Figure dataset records
%%
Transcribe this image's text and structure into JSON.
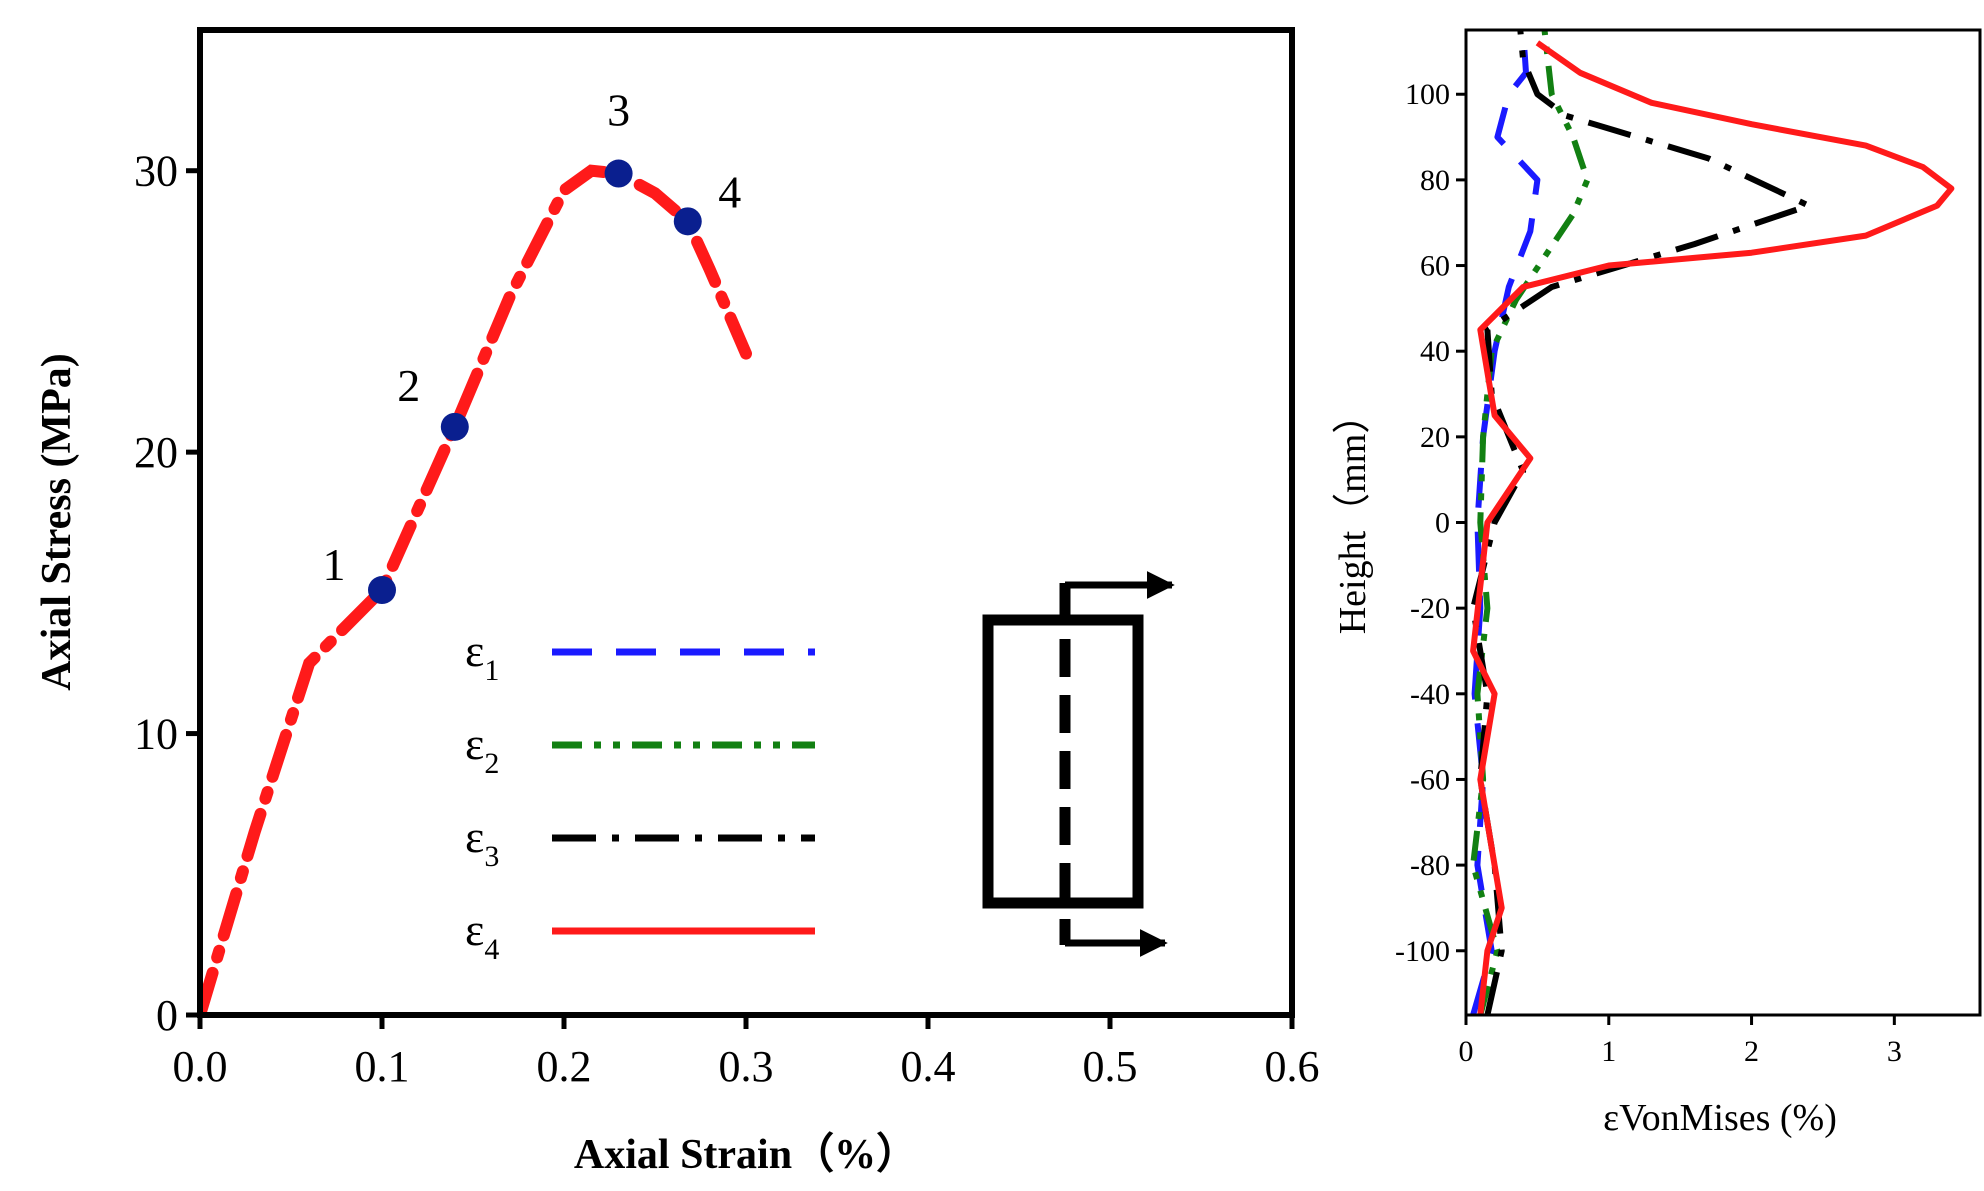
{
  "chart_data": [
    {
      "type": "line",
      "xlabel": "Axial Strain（%）",
      "ylabel": "Axial Stress (MPa)",
      "xlim": [
        0.0,
        0.6
      ],
      "ylim": [
        0,
        35
      ],
      "xticks": [
        "0.0",
        "0.1",
        "0.2",
        "0.3",
        "0.4",
        "0.5",
        "0.6"
      ],
      "yticks": [
        "0",
        "10",
        "20",
        "30"
      ],
      "grid": false,
      "legend_position": "bottom-center",
      "series": [
        {
          "color": "#ff1a1a",
          "style": "dash-dot",
          "x": [
            0.0,
            0.03,
            0.06,
            0.1,
            0.14,
            0.17,
            0.2,
            0.215,
            0.23,
            0.25,
            0.268,
            0.28,
            0.3
          ],
          "y": [
            0,
            6.5,
            12.5,
            15.1,
            20.9,
            25.5,
            29.3,
            30.0,
            29.9,
            29.2,
            28.2,
            26.5,
            23.5
          ]
        }
      ],
      "points": [
        {
          "label": "1",
          "x": 0.1,
          "y": 15.1
        },
        {
          "label": "2",
          "x": 0.14,
          "y": 20.9
        },
        {
          "label": "3",
          "x": 0.23,
          "y": 29.9
        },
        {
          "label": "4",
          "x": 0.268,
          "y": 28.2
        }
      ],
      "point_color": "#0a1f8f",
      "legend": [
        {
          "symbol": "ε",
          "sub": "1",
          "color": "#1a1aff",
          "style": "dashed"
        },
        {
          "symbol": "ε",
          "sub": "2",
          "color": "#128012",
          "style": "dash-dot-dot"
        },
        {
          "symbol": "ε",
          "sub": "3",
          "color": "#000000",
          "style": "dash-dot"
        },
        {
          "symbol": "ε",
          "sub": "4",
          "color": "#ff1a1a",
          "style": "solid"
        }
      ]
    },
    {
      "type": "line",
      "xlabel": "εVonMises (%)",
      "ylabel": "Height（mm）",
      "xlim": [
        0,
        3.6
      ],
      "ylim": [
        -115,
        115
      ],
      "xticks": [
        "0",
        "1",
        "2",
        "3"
      ],
      "yticks": [
        "100",
        "80",
        "60",
        "40",
        "20",
        "0",
        "-20",
        "-40",
        "-60",
        "-80",
        "-100"
      ],
      "grid": false,
      "series": [
        {
          "color": "#1a1aff",
          "style": "dashed",
          "x": [
            0.05,
            0.18,
            0.08,
            0.12,
            0.06,
            0.1,
            0.08,
            0.12,
            0.2,
            0.3,
            0.45,
            0.5,
            0.22,
            0.3,
            0.42,
            0.4
          ],
          "y": [
            -115,
            -100,
            -80,
            -60,
            -40,
            -20,
            0,
            20,
            40,
            55,
            68,
            80,
            90,
            100,
            105,
            115
          ]
        },
        {
          "color": "#128012",
          "style": "dash-dot-dot",
          "x": [
            0.1,
            0.22,
            0.05,
            0.12,
            0.08,
            0.15,
            0.1,
            0.12,
            0.18,
            0.35,
            0.55,
            0.75,
            0.85,
            0.75,
            0.6,
            0.55
          ],
          "y": [
            -115,
            -100,
            -80,
            -60,
            -40,
            -20,
            0,
            20,
            40,
            52,
            62,
            72,
            80,
            90,
            100,
            115
          ]
        },
        {
          "color": "#000000",
          "style": "dash-dot",
          "x": [
            0.15,
            0.25,
            0.2,
            0.1,
            0.15,
            0.05,
            0.2,
            0.4,
            0.18,
            0.15,
            0.6,
            1.6,
            2.4,
            1.7,
            0.7,
            0.5,
            0.4,
            0.38
          ],
          "y": [
            -115,
            -100,
            -80,
            -60,
            -40,
            -20,
            0,
            12,
            30,
            45,
            55,
            65,
            74,
            85,
            95,
            100,
            108,
            115
          ]
        },
        {
          "color": "#ff1a1a",
          "style": "solid",
          "x": [
            0.1,
            0.15,
            0.25,
            0.1,
            0.2,
            0.05,
            0.15,
            0.45,
            0.2,
            0.1,
            0.4,
            1.0,
            2.0,
            2.8,
            3.3,
            3.4,
            3.2,
            2.8,
            2.0,
            1.3,
            0.8,
            0.5
          ],
          "y": [
            -115,
            -100,
            -90,
            -60,
            -40,
            -30,
            0,
            15,
            25,
            45,
            55,
            60,
            63,
            67,
            74,
            78,
            83,
            88,
            93,
            98,
            105,
            112
          ]
        }
      ]
    }
  ],
  "colors": {
    "point": "#0a1f8f",
    "axis": "#000000"
  }
}
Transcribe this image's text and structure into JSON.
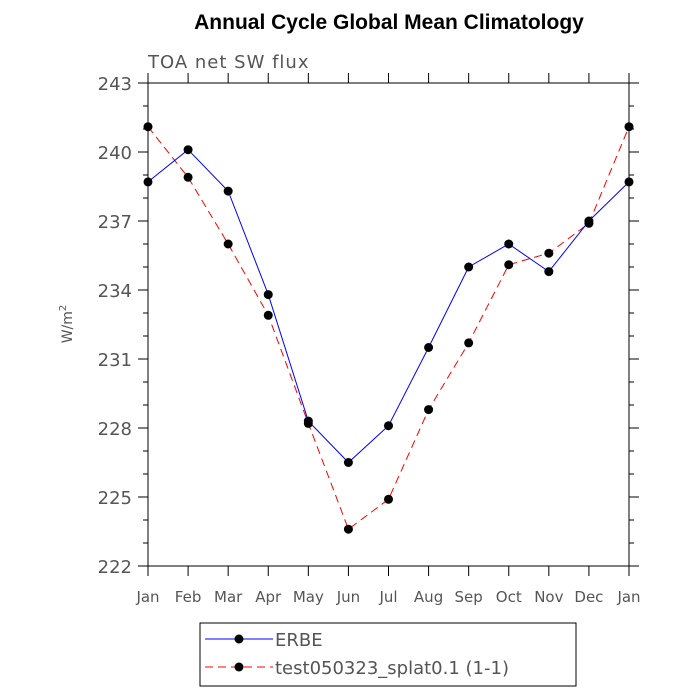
{
  "chart_data": {
    "type": "line",
    "title": "Annual Cycle Global Mean Climatology",
    "subtitle": "TOA net SW flux",
    "ylabel": "W/m",
    "ylabel_sup": "2",
    "xlabel": "",
    "ylim": [
      222,
      243
    ],
    "yticks": [
      222,
      225,
      228,
      231,
      234,
      237,
      240,
      243
    ],
    "categories": [
      "Jan",
      "Feb",
      "Mar",
      "Apr",
      "May",
      "Jun",
      "Jul",
      "Aug",
      "Sep",
      "Oct",
      "Nov",
      "Dec",
      "Jan"
    ],
    "series": [
      {
        "name": "ERBE",
        "color": "#0000ff",
        "dash": "solid",
        "values": [
          238.7,
          240.1,
          238.3,
          233.8,
          228.3,
          226.5,
          228.1,
          231.5,
          235.0,
          236.0,
          234.8,
          237.0,
          238.7
        ]
      },
      {
        "name": "test050323_splat0.1 (1-1)",
        "color": "#ff0000",
        "dash": "dashed",
        "values": [
          241.1,
          238.9,
          236.0,
          232.9,
          228.2,
          223.6,
          224.9,
          228.8,
          231.7,
          235.1,
          235.6,
          236.9,
          241.1
        ]
      }
    ],
    "grid": false,
    "legend_position": "bottom-center"
  }
}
%%
### Given request
Every entry should be returned exactly as written, minus the pictures.

### Written reply
Transcribe this image's text and structure into JSON.
{
  "chart_data": [
    {
      "type": "line",
      "xlabel": "Axial Strain（%）",
      "ylabel": "Axial Stress (MPa)",
      "xlim": [
        0.0,
        0.6
      ],
      "ylim": [
        0,
        35
      ],
      "xticks": [
        "0.0",
        "0.1",
        "0.2",
        "0.3",
        "0.4",
        "0.5",
        "0.6"
      ],
      "yticks": [
        "0",
        "10",
        "20",
        "30"
      ],
      "grid": false,
      "legend_position": "bottom-center",
      "series": [
        {
          "color": "#ff1a1a",
          "style": "dash-dot",
          "x": [
            0.0,
            0.03,
            0.06,
            0.1,
            0.14,
            0.17,
            0.2,
            0.215,
            0.23,
            0.25,
            0.268,
            0.28,
            0.3
          ],
          "y": [
            0,
            6.5,
            12.5,
            15.1,
            20.9,
            25.5,
            29.3,
            30.0,
            29.9,
            29.2,
            28.2,
            26.5,
            23.5
          ]
        }
      ],
      "points": [
        {
          "label": "1",
          "x": 0.1,
          "y": 15.1
        },
        {
          "label": "2",
          "x": 0.14,
          "y": 20.9
        },
        {
          "label": "3",
          "x": 0.23,
          "y": 29.9
        },
        {
          "label": "4",
          "x": 0.268,
          "y": 28.2
        }
      ],
      "point_color": "#0a1f8f",
      "legend": [
        {
          "symbol": "ε",
          "sub": "1",
          "color": "#1a1aff",
          "style": "dashed"
        },
        {
          "symbol": "ε",
          "sub": "2",
          "color": "#128012",
          "style": "dash-dot-dot"
        },
        {
          "symbol": "ε",
          "sub": "3",
          "color": "#000000",
          "style": "dash-dot"
        },
        {
          "symbol": "ε",
          "sub": "4",
          "color": "#ff1a1a",
          "style": "solid"
        }
      ]
    },
    {
      "type": "line",
      "xlabel": "εVonMises (%)",
      "ylabel": "Height（mm）",
      "xlim": [
        0,
        3.6
      ],
      "ylim": [
        -115,
        115
      ],
      "xticks": [
        "0",
        "1",
        "2",
        "3"
      ],
      "yticks": [
        "100",
        "80",
        "60",
        "40",
        "20",
        "0",
        "-20",
        "-40",
        "-60",
        "-80",
        "-100"
      ],
      "grid": false,
      "series": [
        {
          "color": "#1a1aff",
          "style": "dashed",
          "x": [
            0.05,
            0.18,
            0.08,
            0.12,
            0.06,
            0.1,
            0.08,
            0.12,
            0.2,
            0.3,
            0.45,
            0.5,
            0.22,
            0.3,
            0.42,
            0.4
          ],
          "y": [
            -115,
            -100,
            -80,
            -60,
            -40,
            -20,
            0,
            20,
            40,
            55,
            68,
            80,
            90,
            100,
            105,
            115
          ]
        },
        {
          "color": "#128012",
          "style": "dash-dot-dot",
          "x": [
            0.1,
            0.22,
            0.05,
            0.12,
            0.08,
            0.15,
            0.1,
            0.12,
            0.18,
            0.35,
            0.55,
            0.75,
            0.85,
            0.75,
            0.6,
            0.55
          ],
          "y": [
            -115,
            -100,
            -80,
            -60,
            -40,
            -20,
            0,
            20,
            40,
            52,
            62,
            72,
            80,
            90,
            100,
            115
          ]
        },
        {
          "color": "#000000",
          "style": "dash-dot",
          "x": [
            0.15,
            0.25,
            0.2,
            0.1,
            0.15,
            0.05,
            0.2,
            0.4,
            0.18,
            0.15,
            0.6,
            1.6,
            2.4,
            1.7,
            0.7,
            0.5,
            0.4,
            0.38
          ],
          "y": [
            -115,
            -100,
            -80,
            -60,
            -40,
            -20,
            0,
            12,
            30,
            45,
            55,
            65,
            74,
            85,
            95,
            100,
            108,
            115
          ]
        },
        {
          "color": "#ff1a1a",
          "style": "solid",
          "x": [
            0.1,
            0.15,
            0.25,
            0.1,
            0.2,
            0.05,
            0.15,
            0.45,
            0.2,
            0.1,
            0.4,
            1.0,
            2.0,
            2.8,
            3.3,
            3.4,
            3.2,
            2.8,
            2.0,
            1.3,
            0.8,
            0.5
          ],
          "y": [
            -115,
            -100,
            -90,
            -60,
            -40,
            -30,
            0,
            15,
            25,
            45,
            55,
            60,
            63,
            67,
            74,
            78,
            83,
            88,
            93,
            98,
            105,
            112
          ]
        }
      ]
    }
  ],
  "colors": {
    "point": "#0a1f8f",
    "axis": "#000000"
  }
}
Transcribe this image's text and structure into JSON.
{
  "chart_data": {
    "type": "line",
    "title": "Annual Cycle Global Mean Climatology",
    "subtitle": "TOA net SW flux",
    "ylabel": "W/m",
    "ylabel_sup": "2",
    "xlabel": "",
    "ylim": [
      222,
      243
    ],
    "yticks": [
      222,
      225,
      228,
      231,
      234,
      237,
      240,
      243
    ],
    "categories": [
      "Jan",
      "Feb",
      "Mar",
      "Apr",
      "May",
      "Jun",
      "Jul",
      "Aug",
      "Sep",
      "Oct",
      "Nov",
      "Dec",
      "Jan"
    ],
    "series": [
      {
        "name": "ERBE",
        "color": "#0000ff",
        "dash": "solid",
        "values": [
          238.7,
          240.1,
          238.3,
          233.8,
          228.3,
          226.5,
          228.1,
          231.5,
          235.0,
          236.0,
          234.8,
          237.0,
          238.7
        ]
      },
      {
        "name": "test050323_splat0.1 (1-1)",
        "color": "#ff0000",
        "dash": "dashed",
        "values": [
          241.1,
          238.9,
          236.0,
          232.9,
          228.2,
          223.6,
          224.9,
          228.8,
          231.7,
          235.1,
          235.6,
          236.9,
          241.1
        ]
      }
    ],
    "grid": false,
    "legend_position": "bottom-center"
  }
}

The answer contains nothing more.